- WHAT YOU NEED TO DO
If a line in the listing below includes the word "along", pick it out.
┄┄┄┄┄┄
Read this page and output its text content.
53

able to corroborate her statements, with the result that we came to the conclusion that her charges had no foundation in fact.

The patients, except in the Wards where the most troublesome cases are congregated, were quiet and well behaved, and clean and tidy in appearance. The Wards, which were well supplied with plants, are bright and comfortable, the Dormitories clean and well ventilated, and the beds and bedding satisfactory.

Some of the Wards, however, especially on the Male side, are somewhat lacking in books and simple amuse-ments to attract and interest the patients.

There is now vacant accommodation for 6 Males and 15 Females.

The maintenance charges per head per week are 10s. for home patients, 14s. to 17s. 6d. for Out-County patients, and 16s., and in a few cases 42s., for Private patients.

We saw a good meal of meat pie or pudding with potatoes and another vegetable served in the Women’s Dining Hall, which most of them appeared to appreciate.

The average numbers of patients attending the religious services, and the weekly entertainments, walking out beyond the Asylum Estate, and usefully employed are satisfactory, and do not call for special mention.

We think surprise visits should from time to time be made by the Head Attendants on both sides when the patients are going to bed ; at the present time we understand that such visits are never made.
┄┄┄┄┄┄
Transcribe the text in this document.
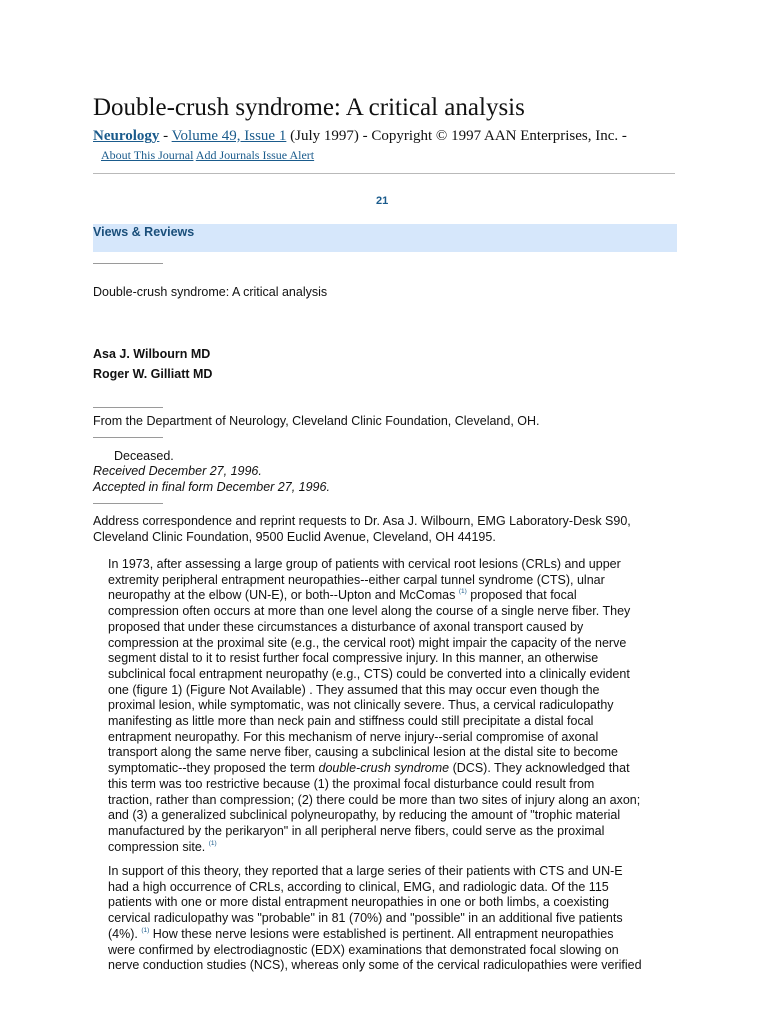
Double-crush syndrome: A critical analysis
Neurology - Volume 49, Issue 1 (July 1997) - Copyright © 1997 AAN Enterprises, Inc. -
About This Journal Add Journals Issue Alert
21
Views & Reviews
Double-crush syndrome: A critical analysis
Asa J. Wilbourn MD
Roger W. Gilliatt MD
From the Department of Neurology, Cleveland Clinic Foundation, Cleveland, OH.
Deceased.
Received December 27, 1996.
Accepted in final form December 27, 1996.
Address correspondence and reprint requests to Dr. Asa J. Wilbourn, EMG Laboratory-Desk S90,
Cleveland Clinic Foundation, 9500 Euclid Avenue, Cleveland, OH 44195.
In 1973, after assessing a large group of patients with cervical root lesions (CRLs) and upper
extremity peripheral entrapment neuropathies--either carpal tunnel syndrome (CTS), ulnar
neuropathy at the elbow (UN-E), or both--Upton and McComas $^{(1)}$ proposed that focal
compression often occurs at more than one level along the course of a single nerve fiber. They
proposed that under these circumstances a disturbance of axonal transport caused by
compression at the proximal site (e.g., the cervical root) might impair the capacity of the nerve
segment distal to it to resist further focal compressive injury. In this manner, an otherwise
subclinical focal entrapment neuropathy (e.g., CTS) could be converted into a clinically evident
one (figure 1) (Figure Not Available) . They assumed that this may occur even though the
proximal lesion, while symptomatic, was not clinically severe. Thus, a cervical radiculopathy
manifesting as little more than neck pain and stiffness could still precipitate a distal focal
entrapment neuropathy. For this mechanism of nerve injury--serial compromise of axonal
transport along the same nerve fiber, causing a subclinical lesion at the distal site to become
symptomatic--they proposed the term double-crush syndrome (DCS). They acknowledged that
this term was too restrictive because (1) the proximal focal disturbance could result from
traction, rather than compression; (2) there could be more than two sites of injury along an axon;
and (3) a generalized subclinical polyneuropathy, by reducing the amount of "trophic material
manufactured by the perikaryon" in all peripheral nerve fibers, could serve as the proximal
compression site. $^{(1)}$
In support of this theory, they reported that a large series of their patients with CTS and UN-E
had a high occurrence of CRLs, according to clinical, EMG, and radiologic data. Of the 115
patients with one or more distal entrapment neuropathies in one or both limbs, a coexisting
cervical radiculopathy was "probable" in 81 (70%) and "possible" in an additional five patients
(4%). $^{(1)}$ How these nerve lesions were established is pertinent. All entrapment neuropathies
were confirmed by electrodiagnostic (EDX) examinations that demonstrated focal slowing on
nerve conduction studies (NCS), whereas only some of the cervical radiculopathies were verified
┄┄┄┄┄┄
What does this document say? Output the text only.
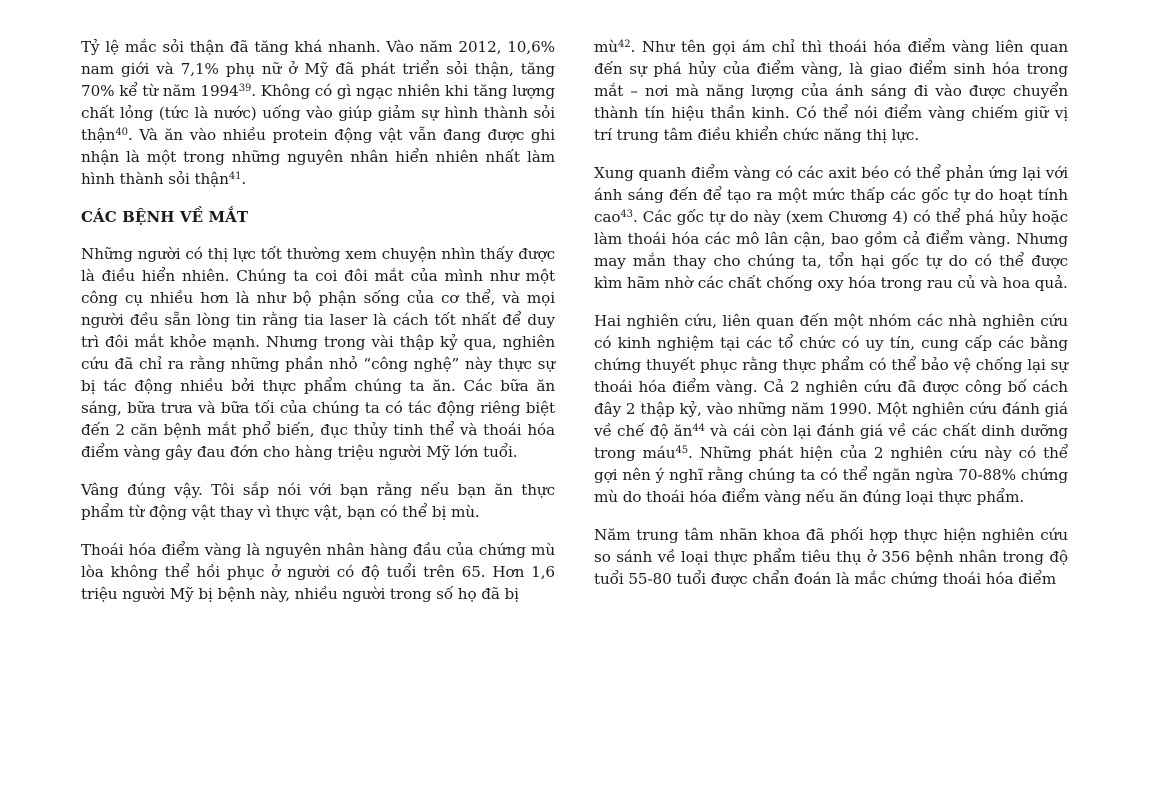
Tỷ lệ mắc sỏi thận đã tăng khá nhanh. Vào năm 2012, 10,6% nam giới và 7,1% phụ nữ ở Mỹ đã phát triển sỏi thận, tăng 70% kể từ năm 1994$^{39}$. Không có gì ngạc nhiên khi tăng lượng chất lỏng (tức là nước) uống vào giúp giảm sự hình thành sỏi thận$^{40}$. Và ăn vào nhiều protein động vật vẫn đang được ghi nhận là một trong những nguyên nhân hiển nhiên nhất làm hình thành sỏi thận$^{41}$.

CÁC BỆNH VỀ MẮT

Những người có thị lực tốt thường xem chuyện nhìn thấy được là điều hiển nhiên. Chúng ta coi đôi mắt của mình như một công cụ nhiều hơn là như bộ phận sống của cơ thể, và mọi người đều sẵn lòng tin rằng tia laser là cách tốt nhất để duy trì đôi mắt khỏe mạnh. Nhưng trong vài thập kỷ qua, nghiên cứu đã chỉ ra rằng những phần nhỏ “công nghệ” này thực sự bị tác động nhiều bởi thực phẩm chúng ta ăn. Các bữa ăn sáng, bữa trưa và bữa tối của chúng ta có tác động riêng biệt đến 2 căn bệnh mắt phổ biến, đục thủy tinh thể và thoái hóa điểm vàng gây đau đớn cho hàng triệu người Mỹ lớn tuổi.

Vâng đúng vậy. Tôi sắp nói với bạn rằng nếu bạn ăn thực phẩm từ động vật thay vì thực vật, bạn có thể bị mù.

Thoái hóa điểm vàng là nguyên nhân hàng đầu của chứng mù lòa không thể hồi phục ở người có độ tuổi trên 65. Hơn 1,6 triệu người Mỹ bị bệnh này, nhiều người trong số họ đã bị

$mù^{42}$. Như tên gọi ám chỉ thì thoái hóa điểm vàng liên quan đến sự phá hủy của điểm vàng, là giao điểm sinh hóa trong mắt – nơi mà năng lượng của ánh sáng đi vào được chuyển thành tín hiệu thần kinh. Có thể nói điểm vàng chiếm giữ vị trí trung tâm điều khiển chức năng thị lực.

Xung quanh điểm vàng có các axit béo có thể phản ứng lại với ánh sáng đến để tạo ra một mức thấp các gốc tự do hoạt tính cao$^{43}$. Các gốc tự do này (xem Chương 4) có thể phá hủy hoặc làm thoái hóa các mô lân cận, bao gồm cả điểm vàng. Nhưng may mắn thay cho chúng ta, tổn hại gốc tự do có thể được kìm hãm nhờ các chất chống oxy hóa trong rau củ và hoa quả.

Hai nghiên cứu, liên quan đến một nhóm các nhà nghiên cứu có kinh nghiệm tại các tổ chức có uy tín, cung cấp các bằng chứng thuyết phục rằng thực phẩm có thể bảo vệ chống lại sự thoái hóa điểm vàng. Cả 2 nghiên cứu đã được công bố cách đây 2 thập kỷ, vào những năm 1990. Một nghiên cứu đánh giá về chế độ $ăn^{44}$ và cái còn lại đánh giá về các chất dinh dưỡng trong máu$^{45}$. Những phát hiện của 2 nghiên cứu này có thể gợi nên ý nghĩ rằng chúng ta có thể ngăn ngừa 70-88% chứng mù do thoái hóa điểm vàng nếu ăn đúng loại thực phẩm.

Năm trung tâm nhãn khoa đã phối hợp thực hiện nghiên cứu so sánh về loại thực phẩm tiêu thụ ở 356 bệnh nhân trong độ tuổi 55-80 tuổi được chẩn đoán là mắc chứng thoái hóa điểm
┄┄┄┄┄┄
- RESULT BELOW
compression often occurs at more than one level along the course of a single nerve fiber. They
transport along the same nerve fiber, causing a subclinical lesion at the distal site to become
traction, rather than compression; (2) there could be more than two sites of injury along an axon;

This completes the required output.